- _OBJECTIVE_
With the pictures left out, copy the listing below exactly.

[Dataset entries]
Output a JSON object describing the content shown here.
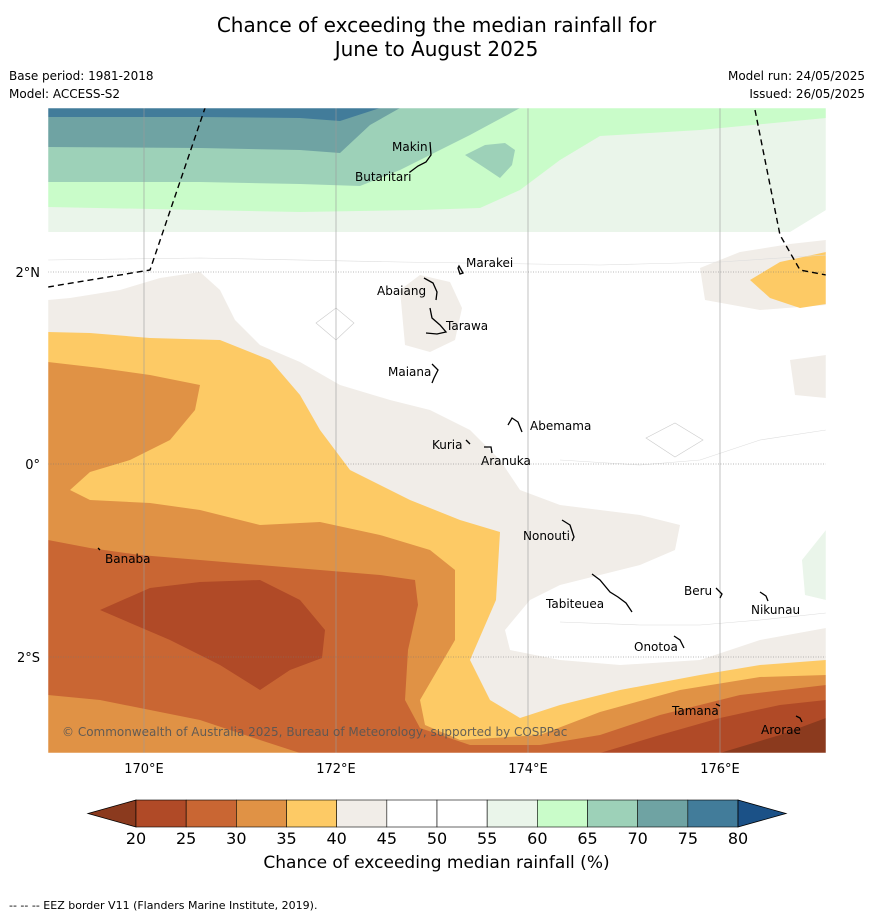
{
  "header": {
    "title_line1": "Chance of exceeding the median rainfall for",
    "title_line2": "June to August 2025",
    "base_period": "Base period: 1981-2018",
    "model": "Model: ACCESS-S2",
    "model_run": "Model run: 24/05/2025",
    "issued": "Issued: 26/05/2025"
  },
  "map": {
    "lon_ticks": [
      "170°E",
      "172°E",
      "174°E",
      "176°E"
    ],
    "lat_ticks": [
      "2°N",
      "0°",
      "2°S"
    ],
    "copyright": "© Commonwealth of Australia 2025, Bureau of Meteorology, supported by COSPPac",
    "islands": [
      {
        "name": "Makin"
      },
      {
        "name": "Butaritari"
      },
      {
        "name": "Marakei"
      },
      {
        "name": "Abaiang"
      },
      {
        "name": "Tarawa"
      },
      {
        "name": "Maiana"
      },
      {
        "name": "Abemama"
      },
      {
        "name": "Kuria"
      },
      {
        "name": "Aranuka"
      },
      {
        "name": "Nonouti"
      },
      {
        "name": "Banaba"
      },
      {
        "name": "Tabiteuea"
      },
      {
        "name": "Beru"
      },
      {
        "name": "Nikunau"
      },
      {
        "name": "Onotoa"
      },
      {
        "name": "Tamana"
      },
      {
        "name": "Arorae"
      }
    ]
  },
  "colorbar": {
    "label": "Chance of exceeding median rainfall (%)",
    "ticks": [
      "20",
      "25",
      "30",
      "35",
      "40",
      "45",
      "50",
      "55",
      "60",
      "65",
      "70",
      "75",
      "80"
    ],
    "colors": [
      "#8b3a1e",
      "#b04a27",
      "#c96633",
      "#e09245",
      "#fdca65",
      "#f1ede8",
      "#ffffff",
      "#ffffff",
      "#eaf5ea",
      "#c9fcc9",
      "#9dd1b8",
      "#6fa3a3",
      "#427c9a",
      "#1b5187"
    ]
  },
  "footnote": "--  --  -- EEZ border V11 (Flanders Marine Institute, 2019)."
}
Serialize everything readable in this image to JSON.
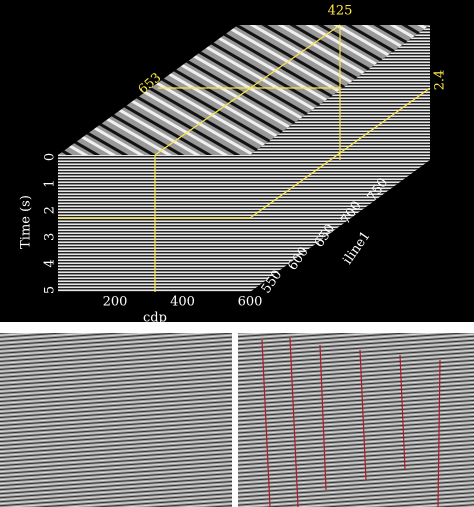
{
  "cube": {
    "slice_labels": {
      "crossline": "425",
      "inline": "653",
      "time": "2.4"
    },
    "time_axis": {
      "label": "Time (s)",
      "ticks": [
        0,
        1,
        2,
        3,
        4,
        5
      ]
    },
    "cdp_axis": {
      "label": "cdp",
      "ticks": [
        200,
        400,
        600
      ]
    },
    "iline_axis": {
      "label": "iline1",
      "ticks": [
        550,
        600,
        650,
        700,
        750
      ]
    }
  }
}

- _ANSWER TO THIS EXERCISE_
Output a JSON object describing the content shown here.
{
  "header": {
    "title_line1": "Chance of exceeding the median rainfall for",
    "title_line2": "June to August 2025",
    "base_period": "Base period: 1981-2018",
    "model": "Model: ACCESS-S2",
    "model_run": "Model run: 24/05/2025",
    "issued": "Issued: 26/05/2025"
  },
  "map": {
    "lon_ticks": [
      "170°E",
      "172°E",
      "174°E",
      "176°E"
    ],
    "lat_ticks": [
      "2°N",
      "0°",
      "2°S"
    ],
    "copyright": "© Commonwealth of Australia 2025, Bureau of Meteorology, supported by COSPPac",
    "islands": [
      {
        "name": "Makin"
      },
      {
        "name": "Butaritari"
      },
      {
        "name": "Marakei"
      },
      {
        "name": "Abaiang"
      },
      {
        "name": "Tarawa"
      },
      {
        "name": "Maiana"
      },
      {
        "name": "Abemama"
      },
      {
        "name": "Kuria"
      },
      {
        "name": "Aranuka"
      },
      {
        "name": "Nonouti"
      },
      {
        "name": "Banaba"
      },
      {
        "name": "Tabiteuea"
      },
      {
        "name": "Beru"
      },
      {
        "name": "Nikunau"
      },
      {
        "name": "Onotoa"
      },
      {
        "name": "Tamana"
      },
      {
        "name": "Arorae"
      }
    ]
  },
  "colorbar": {
    "label": "Chance of exceeding median rainfall (%)",
    "ticks": [
      "20",
      "25",
      "30",
      "35",
      "40",
      "45",
      "50",
      "55",
      "60",
      "65",
      "70",
      "75",
      "80"
    ],
    "colors": [
      "#8b3a1e",
      "#b04a27",
      "#c96633",
      "#e09245",
      "#fdca65",
      "#f1ede8",
      "#ffffff",
      "#ffffff",
      "#eaf5ea",
      "#c9fcc9",
      "#9dd1b8",
      "#6fa3a3",
      "#427c9a",
      "#1b5187"
    ]
  },
  "footnote": "--  --  -- EEZ border V11 (Flanders Marine Institute, 2019)."
}
Serialize everything readable in this image to JSON.
{
  "cube": {
    "slice_labels": {
      "crossline": "425",
      "inline": "653",
      "time": "2.4"
    },
    "time_axis": {
      "label": "Time (s)",
      "ticks": [
        0,
        1,
        2,
        3,
        4,
        5
      ]
    },
    "cdp_axis": {
      "label": "cdp",
      "ticks": [
        200,
        400,
        600
      ]
    },
    "iline_axis": {
      "label": "iline1",
      "ticks": [
        550,
        600,
        650,
        700,
        750
      ]
    }
  }
}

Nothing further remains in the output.